## [Data supplied]

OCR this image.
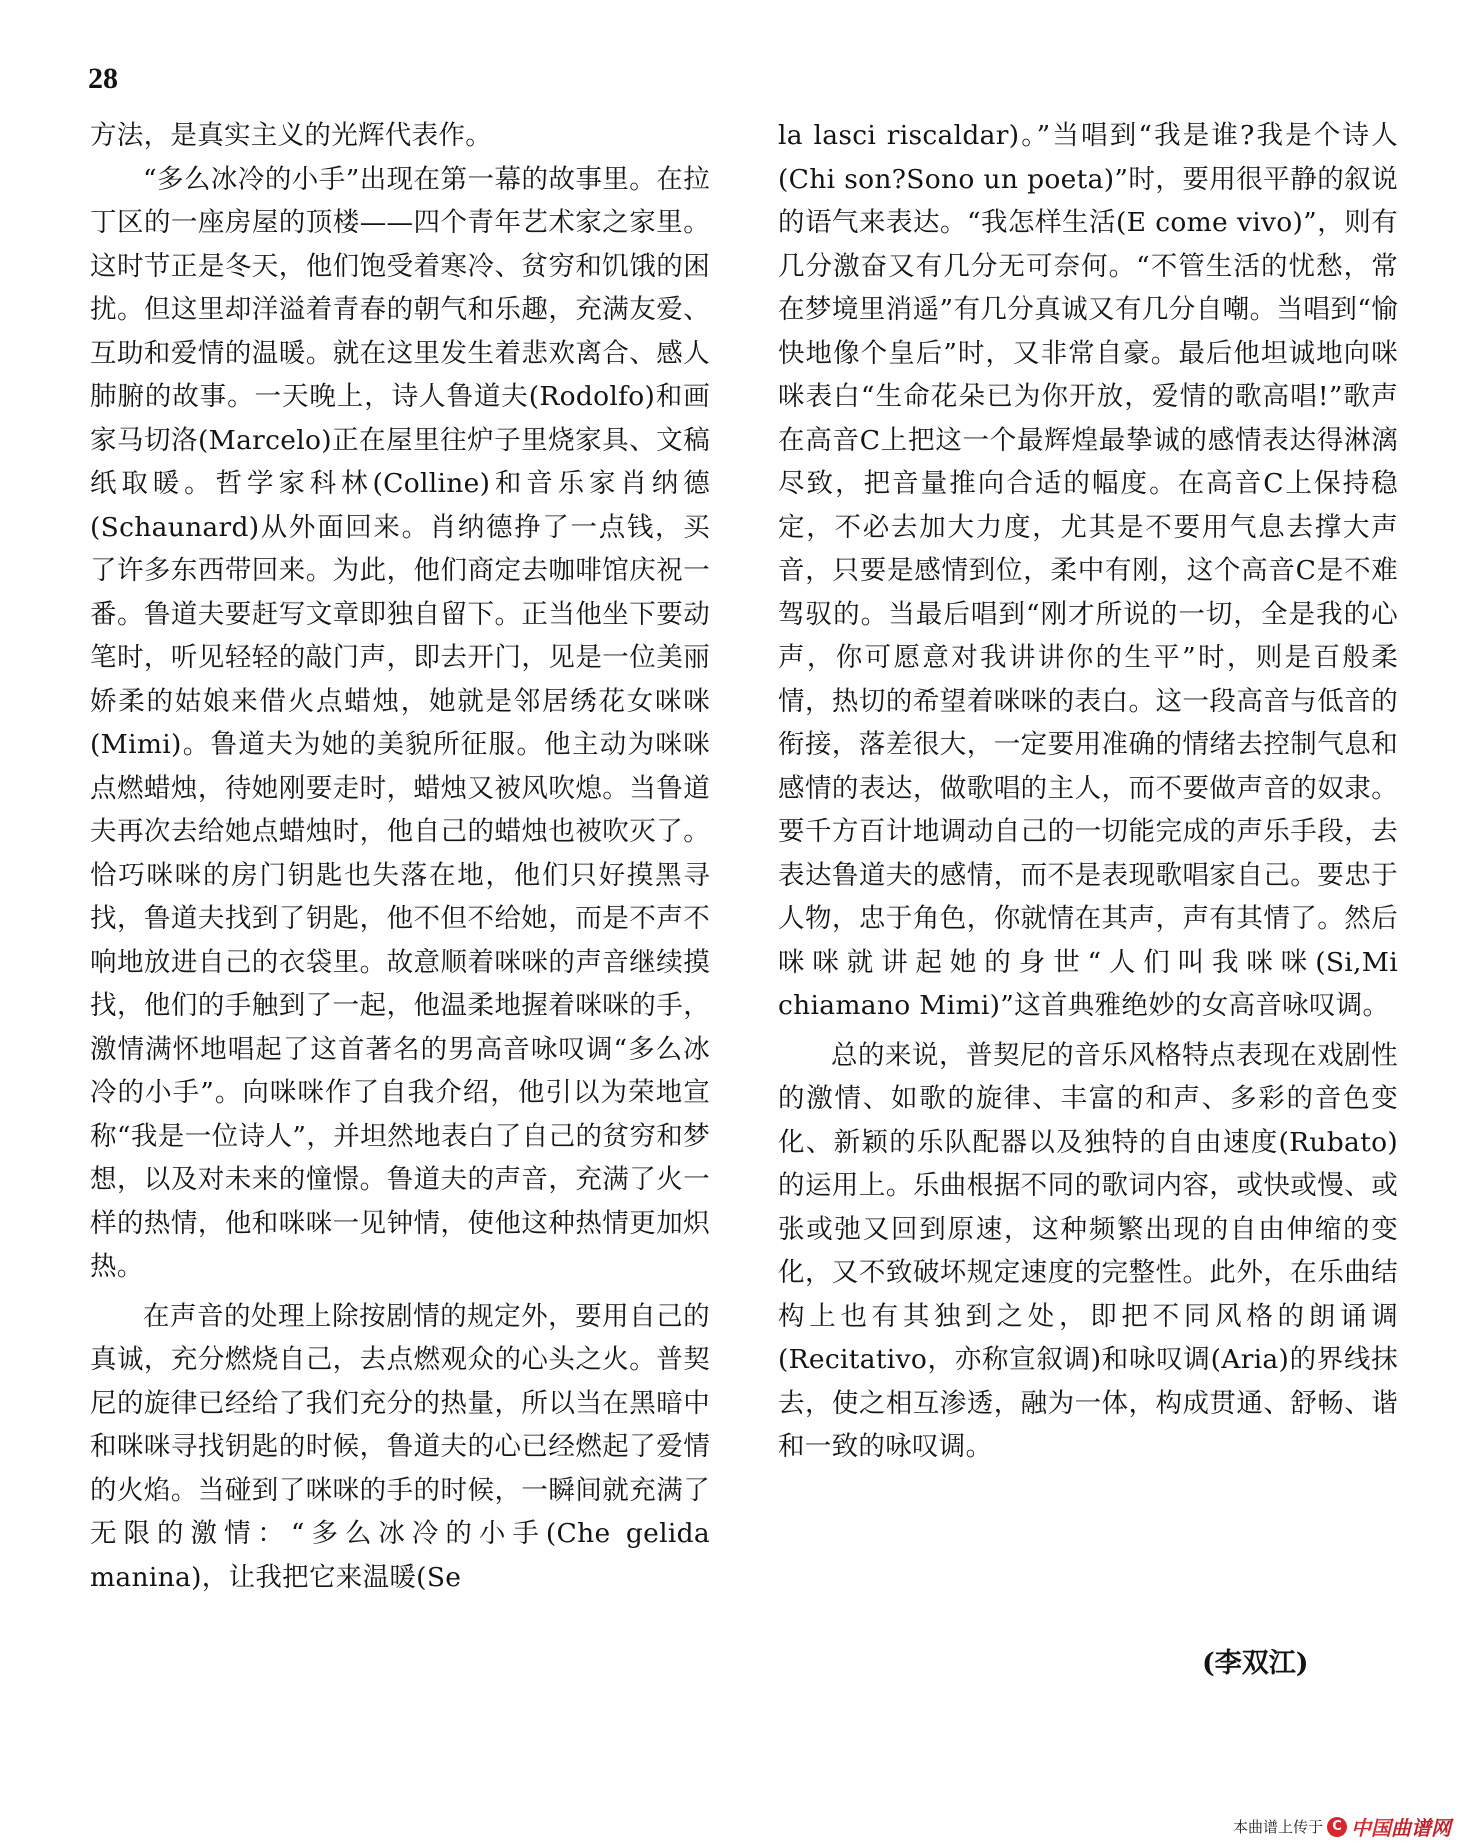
28

方法，是真实主义的光辉代表作。

“多么冰冷的小手”出现在第一幕的故事里。在拉丁区的一座房屋的顶楼——四个青年艺术家之家里。这时节正是冬天，他们饱受着寒冷、贫穷和饥饿的困扰。但这里却洋溢着青春的朝气和乐趣，充满友爱、互助和爱情的温暖。就在这里发生着悲欢离合、感人肺腑的故事。一天晚上，诗人鲁道夫(Rodolfo)和画家马切洛(Marcelo)正在屋里往炉子里烧家具、文稿纸取暖。哲学家科林(Colline)和音乐家肖纳德(Schaunard)从外面回来。肖纳德挣了一点钱，买了许多东西带回来。为此，他们商定去咖啡馆庆祝一番。鲁道夫要赶写文章即独自留下。正当他坐下要动笔时，听见轻轻的敲门声，即去开门，见是一位美丽娇柔的姑娘来借火点蜡烛，她就是邻居绣花女咪咪(Mimi)。鲁道夫为她的美貌所征服。他主动为咪咪点燃蜡烛，待她刚要走时，蜡烛又被风吹熄。当鲁道夫再次去给她点蜡烛时，他自己的蜡烛也被吹灭了。恰巧咪咪的房门钥匙也失落在地，他们只好摸黑寻找，鲁道夫找到了钥匙，他不但不给她，而是不声不响地放进自己的衣袋里。故意顺着咪咪的声音继续摸找，他们的手触到了一起，他温柔地握着咪咪的手，激情满怀地唱起了这首著名的男高音咏叹调“多么冰冷的小手”。向咪咪作了自我介绍，他引以为荣地宣称“我是一位诗人”，并坦然地表白了自己的贫穷和梦想，以及对未来的憧憬。鲁道夫的声音，充满了火一样的热情，他和咪咪一见钟情，使他这种热情更加炽热。

在声音的处理上除按剧情的规定外，要用自己的真诚，充分燃烧自己，去点燃观众的心头之火。普契尼的旋律已经给了我们充分的热量，所以当在黑暗中和咪咪寻找钥匙的时候，鲁道夫的心已经燃起了爱情的火焰。当碰到了咪咪的手的时候，一瞬间就充满了无限的激情：“多么冰冷的小手(Che gelida manina)，让我把它来温暖(Se

la lasci riscaldar)。”当唱到“我是谁?我是个诗人(Chi son?Sono un poeta)”时，要用很平静的叙说的语气来表达。“我怎样生活(E come vivo)”，则有几分激奋又有几分无可奈何。“不管生活的忧愁，常在梦境里消遥”有几分真诚又有几分自嘲。当唱到“愉快地像个皇后”时，又非常自豪。最后他坦诚地向咪咪表白“生命花朵已为你开放，爱情的歌高唱!”歌声在高音C上把这一个最辉煌最挚诚的感情表达得淋漓尽致，把音量推向合适的幅度。在高音C上保持稳定，不必去加大力度，尤其是不要用气息去撑大声音，只要是感情到位，柔中有刚，这个高音C是不难驾驭的。当最后唱到“刚才所说的一切，全是我的心声，你可愿意对我讲讲你的生平”时，则是百般柔情，热切的希望着咪咪的表白。这一段高音与低音的衔接，落差很大，一定要用准确的情绪去控制气息和感情的表达，做歌唱的主人，而不要做声音的奴隶。要千方百计地调动自己的一切能完成的声乐手段，去表达鲁道夫的感情，而不是表现歌唱家自己。要忠于人物，忠于角色，你就情在其声，声有其情了。然后咪咪就讲起她的身世“人们叫我咪咪(Si,Mi chiamano Mimi)”这首典雅绝妙的女高音咏叹调。

总的来说，普契尼的音乐风格特点表现在戏剧性的激情、如歌的旋律、丰富的和声、多彩的音色变化、新颖的乐队配器以及独特的自由速度(Rubato)的运用上。乐曲根据不同的歌词内容，或快或慢、或张或弛又回到原速，这种频繁出现的自由伸缩的变化，又不致破坏规定速度的完整性。此外，在乐曲结构上也有其独到之处，即把不同风格的朗诵调(Recitativo，亦称宣叙调)和咏叹调(Aria)的界线抹去，使之相互渗透，融为一体，构成贯通、舒畅、谐和一致的咏叹调。

(李双江)
本曲谱上传于 C 中国曲谱网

## [Direction]
Write the records out again in full, exactly, and skip every picture.

## [Task solution]
OCR this image.
28

方法，是真实主义的光辉代表作。

“多么冰冷的小手”出现在第一幕的故事里。在拉丁区的一座房屋的顶楼——四个青年艺术家之家里。这时节正是冬天，他们饱受着寒冷、贫穷和饥饿的困扰。但这里却洋溢着青春的朝气和乐趣，充满友爱、互助和爱情的温暖。就在这里发生着悲欢离合、感人肺腑的故事。一天晚上，诗人鲁道夫(Rodolfo)和画家马切洛(Marcelo)正在屋里往炉子里烧家具、文稿纸取暖。哲学家科林(Colline)和音乐家肖纳德(Schaunard)从外面回来。肖纳德挣了一点钱，买了许多东西带回来。为此，他们商定去咖啡馆庆祝一番。鲁道夫要赶写文章即独自留下。正当他坐下要动笔时，听见轻轻的敲门声，即去开门，见是一位美丽娇柔的姑娘来借火点蜡烛，她就是邻居绣花女咪咪(Mimi)。鲁道夫为她的美貌所征服。他主动为咪咪点燃蜡烛，待她刚要走时，蜡烛又被风吹熄。当鲁道夫再次去给她点蜡烛时，他自己的蜡烛也被吹灭了。恰巧咪咪的房门钥匙也失落在地，他们只好摸黑寻找，鲁道夫找到了钥匙，他不但不给她，而是不声不响地放进自己的衣袋里。故意顺着咪咪的声音继续摸找，他们的手触到了一起，他温柔地握着咪咪的手，激情满怀地唱起了这首著名的男高音咏叹调“多么冰冷的小手”。向咪咪作了自我介绍，他引以为荣地宣称“我是一位诗人”，并坦然地表白了自己的贫穷和梦想，以及对未来的憧憬。鲁道夫的声音，充满了火一样的热情，他和咪咪一见钟情，使他这种热情更加炽热。

在声音的处理上除按剧情的规定外，要用自己的真诚，充分燃烧自己，去点燃观众的心头之火。普契尼的旋律已经给了我们充分的热量，所以当在黑暗中和咪咪寻找钥匙的时候，鲁道夫的心已经燃起了爱情的火焰。当碰到了咪咪的手的时候，一瞬间就充满了无限的激情：“多么冰冷的小手(Che gelida manina)，让我把它来温暖(Se

la lasci riscaldar)。”当唱到“我是谁?我是个诗人(Chi son?Sono un poeta)”时，要用很平静的叙说的语气来表达。“我怎样生活(E come vivo)”，则有几分激奋又有几分无可奈何。“不管生活的忧愁，常在梦境里消遥”有几分真诚又有几分自嘲。当唱到“愉快地像个皇后”时，又非常自豪。最后他坦诚地向咪咪表白“生命花朵已为你开放，爱情的歌高唱!”歌声在高音C上把这一个最辉煌最挚诚的感情表达得淋漓尽致，把音量推向合适的幅度。在高音C上保持稳定，不必去加大力度，尤其是不要用气息去撑大声音，只要是感情到位，柔中有刚，这个高音C是不难驾驭的。当最后唱到“刚才所说的一切，全是我的心声，你可愿意对我讲讲你的生平”时，则是百般柔情，热切的希望着咪咪的表白。这一段高音与低音的衔接，落差很大，一定要用准确的情绪去控制气息和感情的表达，做歌唱的主人，而不要做声音的奴隶。要千方百计地调动自己的一切能完成的声乐手段，去表达鲁道夫的感情，而不是表现歌唱家自己。要忠于人物，忠于角色，你就情在其声，声有其情了。然后咪咪就讲起她的身世“人们叫我咪咪(Si,Mi chiamano Mimi)”这首典雅绝妙的女高音咏叹调。

总的来说，普契尼的音乐风格特点表现在戏剧性的激情、如歌的旋律、丰富的和声、多彩的音色变化、新颖的乐队配器以及独特的自由速度(Rubato)的运用上。乐曲根据不同的歌词内容，或快或慢、或张或弛又回到原速，这种频繁出现的自由伸缩的变化，又不致破坏规定速度的完整性。此外，在乐曲结构上也有其独到之处，即把不同风格的朗诵调(Recitativo，亦称宣叙调)和咏叹调(Aria)的界线抹去，使之相互渗透，融为一体，构成贯通、舒畅、谐和一致的咏叹调。

(李双江)
本曲谱上传于 C 中国曲谱网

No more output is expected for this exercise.